_Required work_: Wherever a line holds the word "Gérance", copy that line out.

_Records_:
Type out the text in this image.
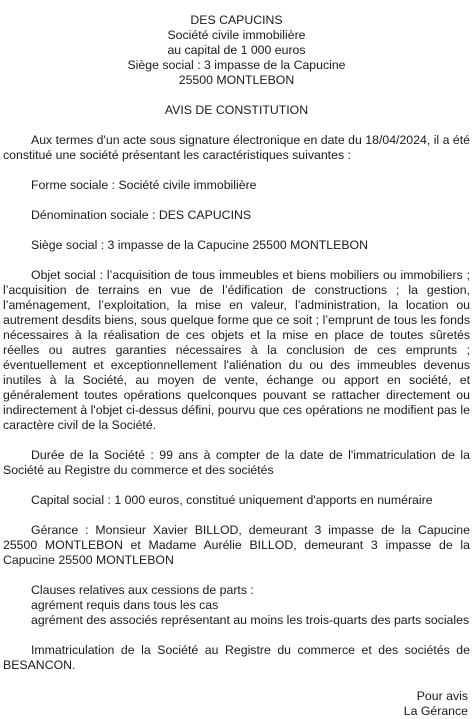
DES CAPUCINS
Société civile immobilière
au capital de 1 000 euros
Siège social : 3 impasse de la Capucine
25500 MONTLEBON
AVIS DE CONSTITUTION

Aux termes d'un acte sous signature électronique en date du 18/04/2024, il a été constitué une société présentant les caractéristiques suivantes :

Forme sociale : Société civile immobilière

Dénomination sociale : DES CAPUCINS

Siège social : 3 impasse de la Capucine 25500 MONTLEBON

Objet social : l’acquisition de tous immeubles et biens mobiliers ou immobiliers ; l’acquisition de terrains en vue de l’édification de constructions ; la gestion, l’aménagement, l’exploitation, la mise en valeur, l’administration, la location ou autrement desdits biens, sous quelque forme que ce soit ; l’emprunt de tous les fonds nécessaires à la réalisation de ces objets et la mise en place de toutes sûretés réelles ou autres garanties nécessaires à la conclusion de ces emprunts ; éventuellement et exceptionnellement l'aliénation du ou des immeubles devenus inutiles à la Société, au moyen de vente, échange ou apport en société, et généralement toutes opérations quelconques pouvant se rattacher directement ou indirectement à l'objet ci-dessus défini, pourvu que ces opérations ne modifient pas le caractère civil de la Société.

Durée de la Société : 99 ans à compter de la date de l'immatriculation de la Société au Registre du commerce et des sociétés

Capital social : 1 000 euros, constitué uniquement d'apports en numéraire

Gérance : Monsieur Xavier BILLOD, demeurant 3 impasse de la Capucine 25500 MONTLEBON et Madame Aurélie BILLOD, demeurant 3 impasse de la Capucine 25500 MONTLEBON

Clauses relatives aux cessions de parts :
agrément requis dans tous les cas
agrément des associés représentant au moins les trois-quarts des parts sociales

Immatriculation de la Société au Registre du commerce et des sociétés de BESANCON.

Pour avis
La Gérance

_Exercise output_:
Gérance : Monsieur Xavier BILLOD, demeurant 3 impasse de la Capucine 25500 MONTLEBON et Madame Aurélie BILLOD, demeurant 3 impasse de la Capucine 25500 MONTLEBON
La Gérance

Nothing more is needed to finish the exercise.